## EXERCISE PROMPT
Return each line of the records holding the string "ごみ出し".

[Dataset entries]
** BEGIN **

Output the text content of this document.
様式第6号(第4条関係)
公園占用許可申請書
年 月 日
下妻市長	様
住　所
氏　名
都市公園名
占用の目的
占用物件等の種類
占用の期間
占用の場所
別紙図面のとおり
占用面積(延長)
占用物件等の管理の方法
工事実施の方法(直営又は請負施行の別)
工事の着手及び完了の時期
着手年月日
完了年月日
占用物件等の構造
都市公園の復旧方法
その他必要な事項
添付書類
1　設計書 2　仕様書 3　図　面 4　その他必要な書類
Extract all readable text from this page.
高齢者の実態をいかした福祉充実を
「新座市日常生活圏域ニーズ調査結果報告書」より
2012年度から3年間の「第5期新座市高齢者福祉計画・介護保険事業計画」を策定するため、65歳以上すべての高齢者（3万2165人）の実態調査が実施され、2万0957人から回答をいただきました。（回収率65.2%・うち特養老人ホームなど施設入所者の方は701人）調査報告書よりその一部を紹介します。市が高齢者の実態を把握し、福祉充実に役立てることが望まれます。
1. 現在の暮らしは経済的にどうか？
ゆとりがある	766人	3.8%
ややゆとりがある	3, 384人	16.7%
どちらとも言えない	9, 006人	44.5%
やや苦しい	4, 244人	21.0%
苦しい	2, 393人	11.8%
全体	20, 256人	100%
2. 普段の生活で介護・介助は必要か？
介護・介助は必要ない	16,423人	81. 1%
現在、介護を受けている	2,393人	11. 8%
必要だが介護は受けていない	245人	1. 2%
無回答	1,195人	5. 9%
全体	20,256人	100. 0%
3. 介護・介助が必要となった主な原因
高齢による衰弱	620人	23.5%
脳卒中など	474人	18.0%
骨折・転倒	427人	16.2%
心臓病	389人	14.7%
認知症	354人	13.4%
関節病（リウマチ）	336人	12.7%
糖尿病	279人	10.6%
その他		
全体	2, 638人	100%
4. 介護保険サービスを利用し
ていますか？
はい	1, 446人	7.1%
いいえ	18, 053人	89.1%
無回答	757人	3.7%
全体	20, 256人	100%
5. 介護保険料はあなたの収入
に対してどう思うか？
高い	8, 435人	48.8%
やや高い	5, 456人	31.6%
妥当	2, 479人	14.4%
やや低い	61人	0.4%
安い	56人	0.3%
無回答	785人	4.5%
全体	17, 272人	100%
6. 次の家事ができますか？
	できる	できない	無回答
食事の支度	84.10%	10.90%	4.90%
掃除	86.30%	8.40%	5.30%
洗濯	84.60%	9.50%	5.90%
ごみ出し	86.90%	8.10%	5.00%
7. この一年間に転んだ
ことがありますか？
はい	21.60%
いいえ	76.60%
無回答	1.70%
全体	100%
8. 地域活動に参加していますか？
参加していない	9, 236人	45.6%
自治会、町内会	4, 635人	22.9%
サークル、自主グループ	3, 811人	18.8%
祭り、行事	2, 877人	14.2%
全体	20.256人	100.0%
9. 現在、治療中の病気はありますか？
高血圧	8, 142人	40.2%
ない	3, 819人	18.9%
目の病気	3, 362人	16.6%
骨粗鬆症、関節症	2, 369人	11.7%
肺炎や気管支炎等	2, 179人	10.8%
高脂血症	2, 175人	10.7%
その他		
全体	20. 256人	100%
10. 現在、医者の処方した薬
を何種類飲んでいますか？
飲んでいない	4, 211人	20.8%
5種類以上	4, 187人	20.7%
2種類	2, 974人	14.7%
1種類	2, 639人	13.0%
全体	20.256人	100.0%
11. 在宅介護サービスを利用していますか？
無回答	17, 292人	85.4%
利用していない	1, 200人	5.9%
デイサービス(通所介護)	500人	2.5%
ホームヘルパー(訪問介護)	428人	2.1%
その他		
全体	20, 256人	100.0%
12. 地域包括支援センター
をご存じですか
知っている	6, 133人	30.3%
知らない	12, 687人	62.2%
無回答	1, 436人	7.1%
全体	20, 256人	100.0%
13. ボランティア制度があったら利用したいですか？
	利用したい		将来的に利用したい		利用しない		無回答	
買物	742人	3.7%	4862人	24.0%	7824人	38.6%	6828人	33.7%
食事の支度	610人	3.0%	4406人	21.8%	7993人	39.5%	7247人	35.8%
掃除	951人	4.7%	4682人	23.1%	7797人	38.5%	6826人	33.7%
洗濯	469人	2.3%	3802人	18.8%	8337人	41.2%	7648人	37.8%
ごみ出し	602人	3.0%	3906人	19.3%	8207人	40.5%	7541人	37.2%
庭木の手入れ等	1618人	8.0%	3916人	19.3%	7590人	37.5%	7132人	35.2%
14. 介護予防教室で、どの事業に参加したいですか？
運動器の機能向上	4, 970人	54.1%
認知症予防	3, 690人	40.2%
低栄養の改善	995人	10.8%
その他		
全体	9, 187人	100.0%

** END **

## EXERCISE OUTPUT
ごみ出し	86.90%	8.10%	5.00%
ごみ出し	602人	3.0%	3906人	19.3%	8207人	40.5%	7541人	37.2%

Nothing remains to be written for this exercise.